Input for this task >>
==========

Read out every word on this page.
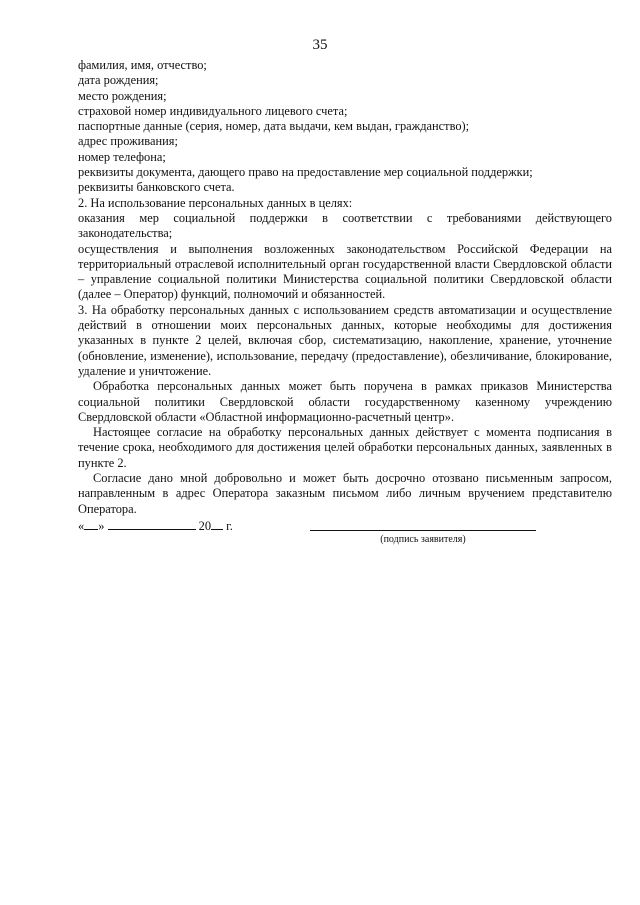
35

фамилия, имя, отчество;

дата рождения;

место рождения;

страховой номер индивидуального лицевого счета;

паспортные данные (серия, номер, дата выдачи, кем выдан, гражданство);

адрес проживания;

номер телефона;

реквизиты документа, дающего право на предоставление мер социальной поддержки;

реквизиты банковского счета.

2. На использование персональных данных в целях:

оказания мер социальной поддержки в соответствии с требованиями действующего законодательства;

осуществления и выполнения возложенных законодательством Российской Федерации на территориальный отраслевой исполнительный орган государственной власти Свердловской области – управление социальной политики Министерства социальной политики Свердловской области (далее – Оператор) функций, полномочий и обязанностей.

3. На обработку персональных данных с использованием средств автоматизации и осуществление действий в отношении моих персональных данных, которые необходимы для достижения указанных в пункте 2 целей, включая сбор, систематизацию, накопление, хранение, уточнение (обновление, изменение), использование, передачу (предоставление), обезличивание, блокирование, удаление и уничтожение.

Обработка персональных данных может быть поручена в рамках приказов Министерства социальной политики Свердловской области государственному казенному учреждению Свердловской области «Областной информационно-расчетный центр».

Настоящее согласие на обработку персональных данных действует с момента подписания в течение срока, необходимого для достижения целей обработки персональных данных, заявленных в пункте 2.

Согласие дано мной добровольно и может быть досрочно отозвано письменным запросом, направленным в адрес Оператора заказным письмом либо личным вручением представителю Оператора.

« »	20 г.
(подпись заявителя)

==========

Exercise details >>
Please set down each line of the data above exactly as written, without the pictures.

Final answer >>
Read out every word on this page.
35

фамилия, имя, отчество;

дата рождения;

место рождения;

страховой номер индивидуального лицевого счета;

паспортные данные (серия, номер, дата выдачи, кем выдан, гражданство);

адрес проживания;

номер телефона;

реквизиты документа, дающего право на предоставление мер социальной поддержки;

реквизиты банковского счета.

2. На использование персональных данных в целях:

оказания мер социальной поддержки в соответствии с требованиями действующего законодательства;

осуществления и выполнения возложенных законодательством Российской Федерации на территориальный отраслевой исполнительный орган государственной власти Свердловской области – управление социальной политики Министерства социальной политики Свердловской области (далее – Оператор) функций, полномочий и обязанностей.

3. На обработку персональных данных с использованием средств автоматизации и осуществление действий в отношении моих персональных данных, которые необходимы для достижения указанных в пункте 2 целей, включая сбор, систематизацию, накопление, хранение, уточнение (обновление, изменение), использование, передачу (предоставление), обезличивание, блокирование, удаление и уничтожение.

Обработка персональных данных может быть поручена в рамках приказов Министерства социальной политики Свердловской области государственному казенному учреждению Свердловской области «Областной информационно-расчетный центр».

Настоящее согласие на обработку персональных данных действует с момента подписания в течение срока, необходимого для достижения целей обработки персональных данных, заявленных в пункте 2.

Согласие дано мной добровольно и может быть досрочно отозвано письменным запросом, направленным в адрес Оператора заказным письмом либо личным вручением представителю Оператора.

« »	20 г.
(подпись заявителя)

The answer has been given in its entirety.